> [Task to carry out]:
Copy each line of the data below with the word "this".

> [Record excerpts]:

· · · ·

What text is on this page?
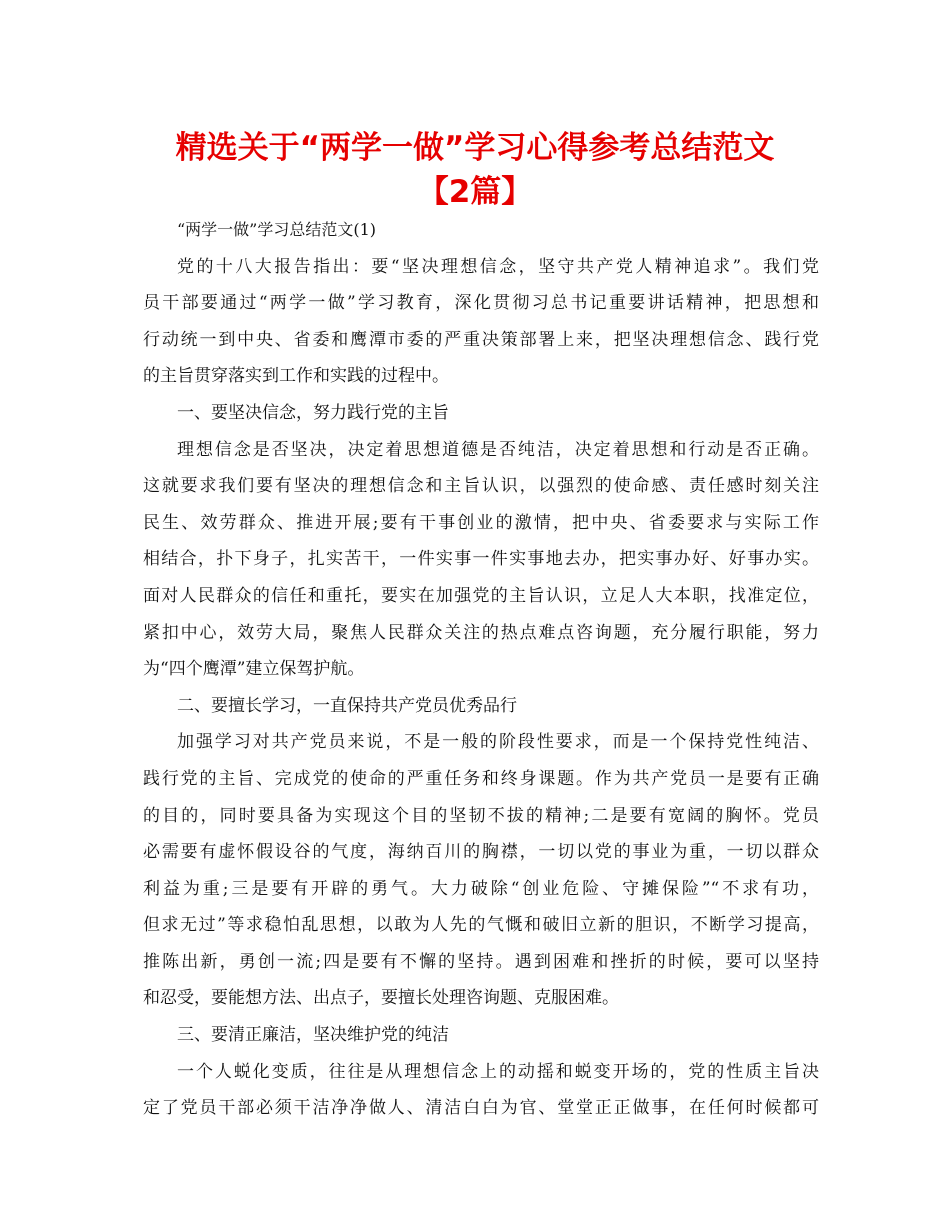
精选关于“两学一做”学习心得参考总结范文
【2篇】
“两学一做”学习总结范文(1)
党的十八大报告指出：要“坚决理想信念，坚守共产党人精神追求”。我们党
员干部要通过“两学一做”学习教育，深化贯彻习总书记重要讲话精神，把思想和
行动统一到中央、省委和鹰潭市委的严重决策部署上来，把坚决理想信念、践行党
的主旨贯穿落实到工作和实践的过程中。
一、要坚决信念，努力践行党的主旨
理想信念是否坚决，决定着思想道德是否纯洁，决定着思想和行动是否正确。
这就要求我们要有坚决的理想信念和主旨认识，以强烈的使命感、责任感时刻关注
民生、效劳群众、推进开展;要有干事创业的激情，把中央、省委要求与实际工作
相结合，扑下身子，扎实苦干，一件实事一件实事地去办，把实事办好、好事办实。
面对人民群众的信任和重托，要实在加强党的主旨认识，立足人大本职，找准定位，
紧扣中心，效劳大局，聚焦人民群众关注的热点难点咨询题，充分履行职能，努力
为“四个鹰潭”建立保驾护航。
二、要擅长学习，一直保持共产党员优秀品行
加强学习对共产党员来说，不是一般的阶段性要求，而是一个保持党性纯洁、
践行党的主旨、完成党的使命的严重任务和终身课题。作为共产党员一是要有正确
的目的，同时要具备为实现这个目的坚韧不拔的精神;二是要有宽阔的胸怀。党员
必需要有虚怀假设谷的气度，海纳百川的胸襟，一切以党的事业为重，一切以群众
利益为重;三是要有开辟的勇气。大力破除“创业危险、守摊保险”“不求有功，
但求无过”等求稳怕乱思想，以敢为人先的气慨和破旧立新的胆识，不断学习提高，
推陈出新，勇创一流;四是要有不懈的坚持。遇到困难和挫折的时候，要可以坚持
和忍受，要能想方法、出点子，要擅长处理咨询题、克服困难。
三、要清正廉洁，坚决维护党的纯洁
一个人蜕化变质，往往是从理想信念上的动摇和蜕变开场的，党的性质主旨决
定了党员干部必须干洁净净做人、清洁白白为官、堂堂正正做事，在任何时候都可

· · · ·

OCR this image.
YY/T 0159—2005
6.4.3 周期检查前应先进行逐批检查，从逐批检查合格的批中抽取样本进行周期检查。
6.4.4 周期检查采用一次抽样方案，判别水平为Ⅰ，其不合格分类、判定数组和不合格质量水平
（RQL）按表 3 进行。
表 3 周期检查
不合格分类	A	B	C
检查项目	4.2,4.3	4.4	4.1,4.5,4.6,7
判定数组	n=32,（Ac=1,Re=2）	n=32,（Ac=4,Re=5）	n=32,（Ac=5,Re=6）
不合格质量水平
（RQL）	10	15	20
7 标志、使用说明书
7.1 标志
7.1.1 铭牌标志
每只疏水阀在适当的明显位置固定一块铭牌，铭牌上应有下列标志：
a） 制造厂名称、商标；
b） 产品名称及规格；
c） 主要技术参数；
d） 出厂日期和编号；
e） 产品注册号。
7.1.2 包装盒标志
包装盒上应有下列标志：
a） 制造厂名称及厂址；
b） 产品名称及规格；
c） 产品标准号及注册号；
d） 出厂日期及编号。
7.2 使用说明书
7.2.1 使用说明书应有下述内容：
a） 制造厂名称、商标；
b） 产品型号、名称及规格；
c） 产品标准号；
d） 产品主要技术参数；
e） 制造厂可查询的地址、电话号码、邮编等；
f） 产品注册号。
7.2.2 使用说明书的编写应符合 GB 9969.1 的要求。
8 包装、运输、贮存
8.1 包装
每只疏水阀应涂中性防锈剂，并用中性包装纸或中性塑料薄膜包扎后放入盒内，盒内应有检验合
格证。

· · · ·

> [Full solution]:
What text is on this page?
OCR this image.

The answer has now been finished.